Extracted material:
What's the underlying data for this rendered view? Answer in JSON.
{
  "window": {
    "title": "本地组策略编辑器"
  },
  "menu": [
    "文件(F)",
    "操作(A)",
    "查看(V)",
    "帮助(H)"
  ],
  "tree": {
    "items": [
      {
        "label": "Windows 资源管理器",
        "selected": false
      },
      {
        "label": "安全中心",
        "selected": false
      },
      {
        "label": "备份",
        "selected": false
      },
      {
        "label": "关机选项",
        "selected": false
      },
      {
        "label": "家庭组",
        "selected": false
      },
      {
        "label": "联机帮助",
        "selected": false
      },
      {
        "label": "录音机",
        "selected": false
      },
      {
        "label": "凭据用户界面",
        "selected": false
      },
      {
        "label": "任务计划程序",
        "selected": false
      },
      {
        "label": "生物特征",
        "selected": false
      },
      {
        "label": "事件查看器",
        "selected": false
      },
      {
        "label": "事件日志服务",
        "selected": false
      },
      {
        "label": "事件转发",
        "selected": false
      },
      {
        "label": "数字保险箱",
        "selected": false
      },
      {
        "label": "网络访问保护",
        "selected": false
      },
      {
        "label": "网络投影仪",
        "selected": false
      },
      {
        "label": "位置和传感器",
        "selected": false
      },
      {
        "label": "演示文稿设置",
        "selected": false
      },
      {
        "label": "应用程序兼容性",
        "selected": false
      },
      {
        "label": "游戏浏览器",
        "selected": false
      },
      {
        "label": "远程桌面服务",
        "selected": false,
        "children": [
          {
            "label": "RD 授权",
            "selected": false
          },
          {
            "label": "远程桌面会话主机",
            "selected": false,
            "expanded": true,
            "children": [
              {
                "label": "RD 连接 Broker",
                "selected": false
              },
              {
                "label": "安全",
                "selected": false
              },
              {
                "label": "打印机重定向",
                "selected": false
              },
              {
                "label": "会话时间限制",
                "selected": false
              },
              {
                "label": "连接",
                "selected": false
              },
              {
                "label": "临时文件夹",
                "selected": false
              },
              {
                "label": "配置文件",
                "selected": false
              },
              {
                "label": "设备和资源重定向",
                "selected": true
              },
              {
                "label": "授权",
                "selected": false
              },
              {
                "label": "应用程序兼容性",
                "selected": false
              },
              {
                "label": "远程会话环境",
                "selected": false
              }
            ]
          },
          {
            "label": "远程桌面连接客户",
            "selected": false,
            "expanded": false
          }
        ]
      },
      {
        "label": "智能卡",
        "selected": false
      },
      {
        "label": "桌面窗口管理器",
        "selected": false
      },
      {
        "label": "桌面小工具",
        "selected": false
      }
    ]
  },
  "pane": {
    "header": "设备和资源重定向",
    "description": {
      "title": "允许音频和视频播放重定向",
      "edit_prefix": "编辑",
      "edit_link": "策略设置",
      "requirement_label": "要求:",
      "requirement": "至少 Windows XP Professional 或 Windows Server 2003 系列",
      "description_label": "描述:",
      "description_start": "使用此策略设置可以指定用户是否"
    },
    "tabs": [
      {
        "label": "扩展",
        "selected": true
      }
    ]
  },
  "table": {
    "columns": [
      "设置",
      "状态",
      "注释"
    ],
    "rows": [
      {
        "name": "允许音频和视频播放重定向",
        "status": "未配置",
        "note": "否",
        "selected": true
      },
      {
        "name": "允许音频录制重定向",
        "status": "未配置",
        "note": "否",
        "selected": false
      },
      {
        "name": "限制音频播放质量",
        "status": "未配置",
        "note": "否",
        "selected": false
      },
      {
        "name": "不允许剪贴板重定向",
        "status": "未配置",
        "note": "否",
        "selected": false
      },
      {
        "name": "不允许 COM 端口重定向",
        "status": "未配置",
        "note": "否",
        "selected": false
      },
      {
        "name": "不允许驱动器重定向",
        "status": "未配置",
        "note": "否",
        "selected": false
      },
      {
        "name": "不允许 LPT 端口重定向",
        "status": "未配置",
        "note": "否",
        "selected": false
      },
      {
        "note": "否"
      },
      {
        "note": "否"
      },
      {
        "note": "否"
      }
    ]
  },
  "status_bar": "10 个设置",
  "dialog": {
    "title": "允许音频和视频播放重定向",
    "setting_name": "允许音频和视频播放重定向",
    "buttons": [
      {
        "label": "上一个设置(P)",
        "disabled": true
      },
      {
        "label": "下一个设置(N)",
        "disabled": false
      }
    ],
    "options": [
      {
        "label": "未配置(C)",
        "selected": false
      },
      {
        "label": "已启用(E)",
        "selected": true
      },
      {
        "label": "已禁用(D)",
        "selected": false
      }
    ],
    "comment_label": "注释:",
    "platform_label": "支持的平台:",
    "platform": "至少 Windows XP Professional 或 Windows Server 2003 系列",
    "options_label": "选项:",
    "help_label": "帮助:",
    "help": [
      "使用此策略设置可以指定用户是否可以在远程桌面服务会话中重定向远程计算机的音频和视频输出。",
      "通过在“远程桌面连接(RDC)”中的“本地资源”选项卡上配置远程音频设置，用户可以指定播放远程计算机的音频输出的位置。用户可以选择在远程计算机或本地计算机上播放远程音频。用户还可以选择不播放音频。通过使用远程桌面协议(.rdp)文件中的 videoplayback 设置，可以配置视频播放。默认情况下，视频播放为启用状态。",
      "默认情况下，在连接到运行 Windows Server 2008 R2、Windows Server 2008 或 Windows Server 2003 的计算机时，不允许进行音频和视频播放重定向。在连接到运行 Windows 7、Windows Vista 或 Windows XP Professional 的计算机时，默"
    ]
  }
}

Directive: Copy all of the material word for word.

Finished exercise:
What's the underlying data for this rendered view? Answer in JSON.
{
  "window": {
    "title": "本地组策略编辑器"
  },
  "menu": [
    "文件(F)",
    "操作(A)",
    "查看(V)",
    "帮助(H)"
  ],
  "tree": {
    "items": [
      {
        "label": "Windows 资源管理器",
        "selected": false
      },
      {
        "label": "安全中心",
        "selected": false
      },
      {
        "label": "备份",
        "selected": false
      },
      {
        "label": "关机选项",
        "selected": false
      },
      {
        "label": "家庭组",
        "selected": false
      },
      {
        "label": "联机帮助",
        "selected": false
      },
      {
        "label": "录音机",
        "selected": false
      },
      {
        "label": "凭据用户界面",
        "selected": false
      },
      {
        "label": "任务计划程序",
        "selected": false
      },
      {
        "label": "生物特征",
        "selected": false
      },
      {
        "label": "事件查看器",
        "selected": false
      },
      {
        "label": "事件日志服务",
        "selected": false
      },
      {
        "label": "事件转发",
        "selected": false
      },
      {
        "label": "数字保险箱",
        "selected": false
      },
      {
        "label": "网络访问保护",
        "selected": false
      },
      {
        "label": "网络投影仪",
        "selected": false
      },
      {
        "label": "位置和传感器",
        "selected": false
      },
      {
        "label": "演示文稿设置",
        "selected": false
      },
      {
        "label": "应用程序兼容性",
        "selected": false
      },
      {
        "label": "游戏浏览器",
        "selected": false
      },
      {
        "label": "远程桌面服务",
        "selected": false,
        "children": [
          {
            "label": "RD 授权",
            "selected": false
          },
          {
            "label": "远程桌面会话主机",
            "selected": false,
            "expanded": true,
            "children": [
              {
                "label": "RD 连接 Broker",
                "selected": false
              },
              {
                "label": "安全",
                "selected": false
              },
              {
                "label": "打印机重定向",
                "selected": false
              },
              {
                "label": "会话时间限制",
                "selected": false
              },
              {
                "label": "连接",
                "selected": false
              },
              {
                "label": "临时文件夹",
                "selected": false
              },
              {
                "label": "配置文件",
                "selected": false
              },
              {
                "label": "设备和资源重定向",
                "selected": true
              },
              {
                "label": "授权",
                "selected": false
              },
              {
                "label": "应用程序兼容性",
                "selected": false
              },
              {
                "label": "远程会话环境",
                "selected": false
              }
            ]
          },
          {
            "label": "远程桌面连接客户",
            "selected": false,
            "expanded": false
          }
        ]
      },
      {
        "label": "智能卡",
        "selected": false
      },
      {
        "label": "桌面窗口管理器",
        "selected": false
      },
      {
        "label": "桌面小工具",
        "selected": false
      }
    ]
  },
  "pane": {
    "header": "设备和资源重定向",
    "description": {
      "title": "允许音频和视频播放重定向",
      "edit_prefix": "编辑",
      "edit_link": "策略设置",
      "requirement_label": "要求:",
      "requirement": "至少 Windows XP Professional 或 Windows Server 2003 系列",
      "description_label": "描述:",
      "description_start": "使用此策略设置可以指定用户是否"
    },
    "tabs": [
      {
        "label": "扩展",
        "selected": true
      }
    ]
  },
  "table": {
    "columns": [
      "设置",
      "状态",
      "注释"
    ],
    "rows": [
      {
        "name": "允许音频和视频播放重定向",
        "status": "未配置",
        "note": "否",
        "selected": true
      },
      {
        "name": "允许音频录制重定向",
        "status": "未配置",
        "note": "否",
        "selected": false
      },
      {
        "name": "限制音频播放质量",
        "status": "未配置",
        "note": "否",
        "selected": false
      },
      {
        "name": "不允许剪贴板重定向",
        "status": "未配置",
        "note": "否",
        "selected": false
      },
      {
        "name": "不允许 COM 端口重定向",
        "status": "未配置",
        "note": "否",
        "selected": false
      },
      {
        "name": "不允许驱动器重定向",
        "status": "未配置",
        "note": "否",
        "selected": false
      },
      {
        "name": "不允许 LPT 端口重定向",
        "status": "未配置",
        "note": "否",
        "selected": false
      },
      {
        "note": "否"
      },
      {
        "note": "否"
      },
      {
        "note": "否"
      }
    ]
  },
  "status_bar": "10 个设置",
  "dialog": {
    "title": "允许音频和视频播放重定向",
    "setting_name": "允许音频和视频播放重定向",
    "buttons": [
      {
        "label": "上一个设置(P)",
        "disabled": true
      },
      {
        "label": "下一个设置(N)",
        "disabled": false
      }
    ],
    "options": [
      {
        "label": "未配置(C)",
        "selected": false
      },
      {
        "label": "已启用(E)",
        "selected": true
      },
      {
        "label": "已禁用(D)",
        "selected": false
      }
    ],
    "comment_label": "注释:",
    "platform_label": "支持的平台:",
    "platform": "至少 Windows XP Professional 或 Windows Server 2003 系列",
    "options_label": "选项:",
    "help_label": "帮助:",
    "help": [
      "使用此策略设置可以指定用户是否可以在远程桌面服务会话中重定向远程计算机的音频和视频输出。",
      "通过在“远程桌面连接(RDC)”中的“本地资源”选项卡上配置远程音频设置，用户可以指定播放远程计算机的音频输出的位置。用户可以选择在远程计算机或本地计算机上播放远程音频。用户还可以选择不播放音频。通过使用远程桌面协议(.rdp)文件中的 videoplayback 设置，可以配置视频播放。默认情况下，视频播放为启用状态。",
      "默认情况下，在连接到运行 Windows Server 2008 R2、Windows Server 2008 或 Windows Server 2003 的计算机时，不允许进行音频和视频播放重定向。在连接到运行 Windows 7、Windows Vista 或 Windows XP Professional 的计算机时，默"
    ]
  }
}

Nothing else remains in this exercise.